## WORK TO DO
Copy, from the entries below, each line where the word "MISMATCH" can be found.

--- BEGIN ---

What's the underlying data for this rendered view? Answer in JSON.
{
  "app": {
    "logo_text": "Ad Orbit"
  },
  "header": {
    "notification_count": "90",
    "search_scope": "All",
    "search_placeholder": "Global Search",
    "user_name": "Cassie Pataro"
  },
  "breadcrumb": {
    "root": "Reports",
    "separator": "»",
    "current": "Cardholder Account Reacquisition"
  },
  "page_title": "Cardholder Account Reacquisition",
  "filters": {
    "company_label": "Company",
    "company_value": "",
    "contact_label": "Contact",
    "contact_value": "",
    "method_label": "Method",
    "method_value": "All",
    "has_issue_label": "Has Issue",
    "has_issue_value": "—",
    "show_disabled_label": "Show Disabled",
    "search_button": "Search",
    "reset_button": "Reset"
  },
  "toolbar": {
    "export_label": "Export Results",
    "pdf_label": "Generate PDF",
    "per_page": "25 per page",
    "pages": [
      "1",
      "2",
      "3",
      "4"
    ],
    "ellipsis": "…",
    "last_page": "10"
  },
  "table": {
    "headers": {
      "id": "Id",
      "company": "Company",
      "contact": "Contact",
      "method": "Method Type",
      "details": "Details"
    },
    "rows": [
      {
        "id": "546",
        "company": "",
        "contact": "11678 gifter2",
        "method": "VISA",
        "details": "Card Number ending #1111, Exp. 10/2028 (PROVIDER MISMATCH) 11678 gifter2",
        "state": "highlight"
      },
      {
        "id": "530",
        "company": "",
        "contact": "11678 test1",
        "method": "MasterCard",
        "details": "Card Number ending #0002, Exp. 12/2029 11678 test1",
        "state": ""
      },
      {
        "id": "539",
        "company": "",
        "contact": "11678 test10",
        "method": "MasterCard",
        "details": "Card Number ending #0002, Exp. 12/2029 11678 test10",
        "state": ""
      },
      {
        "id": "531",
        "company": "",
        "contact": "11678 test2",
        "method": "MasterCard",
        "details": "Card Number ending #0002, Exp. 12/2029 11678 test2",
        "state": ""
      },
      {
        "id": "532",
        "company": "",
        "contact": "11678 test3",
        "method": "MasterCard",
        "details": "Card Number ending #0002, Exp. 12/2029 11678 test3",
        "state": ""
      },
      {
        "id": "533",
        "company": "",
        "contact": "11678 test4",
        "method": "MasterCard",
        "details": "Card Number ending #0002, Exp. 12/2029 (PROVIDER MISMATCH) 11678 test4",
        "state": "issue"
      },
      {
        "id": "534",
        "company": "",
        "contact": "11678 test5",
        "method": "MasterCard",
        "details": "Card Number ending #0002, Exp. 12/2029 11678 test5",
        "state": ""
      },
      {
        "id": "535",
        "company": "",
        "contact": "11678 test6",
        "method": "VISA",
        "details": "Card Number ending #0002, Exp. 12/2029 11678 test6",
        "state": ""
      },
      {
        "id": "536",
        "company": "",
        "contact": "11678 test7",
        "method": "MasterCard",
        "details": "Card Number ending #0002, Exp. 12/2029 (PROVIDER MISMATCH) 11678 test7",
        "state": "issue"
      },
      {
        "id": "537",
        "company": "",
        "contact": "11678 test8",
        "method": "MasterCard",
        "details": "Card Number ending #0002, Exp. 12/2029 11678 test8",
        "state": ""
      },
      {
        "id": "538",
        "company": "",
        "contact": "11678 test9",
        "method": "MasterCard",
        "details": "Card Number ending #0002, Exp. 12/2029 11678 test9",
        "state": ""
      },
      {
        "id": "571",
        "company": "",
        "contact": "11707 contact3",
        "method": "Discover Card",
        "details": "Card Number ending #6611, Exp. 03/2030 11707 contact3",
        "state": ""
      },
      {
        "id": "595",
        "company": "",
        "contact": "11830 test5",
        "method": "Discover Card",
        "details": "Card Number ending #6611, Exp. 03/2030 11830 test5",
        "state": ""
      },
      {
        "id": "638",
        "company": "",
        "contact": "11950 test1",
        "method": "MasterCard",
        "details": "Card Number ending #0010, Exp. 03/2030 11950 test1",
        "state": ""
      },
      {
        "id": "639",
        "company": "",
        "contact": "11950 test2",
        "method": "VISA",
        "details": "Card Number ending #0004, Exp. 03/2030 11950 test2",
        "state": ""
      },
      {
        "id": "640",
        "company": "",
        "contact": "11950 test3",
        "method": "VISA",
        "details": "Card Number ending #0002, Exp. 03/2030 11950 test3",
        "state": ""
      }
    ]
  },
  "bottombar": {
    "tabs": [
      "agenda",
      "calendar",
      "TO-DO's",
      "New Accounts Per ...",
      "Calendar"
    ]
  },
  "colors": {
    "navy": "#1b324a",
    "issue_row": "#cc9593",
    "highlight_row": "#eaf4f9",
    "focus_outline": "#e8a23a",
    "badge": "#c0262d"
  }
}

--- END ---

## RIGHT ANSWER
        "details": "Card Number ending #1111, Exp. 10/2028 (PROVIDER MISMATCH) 11678 gifter2",
        "details": "Card Number ending #0002, Exp. 12/2029 (PROVIDER MISMATCH) 11678 test4",
        "details": "Card Number ending #0002, Exp. 12/2029 (PROVIDER MISMATCH) 11678 test7",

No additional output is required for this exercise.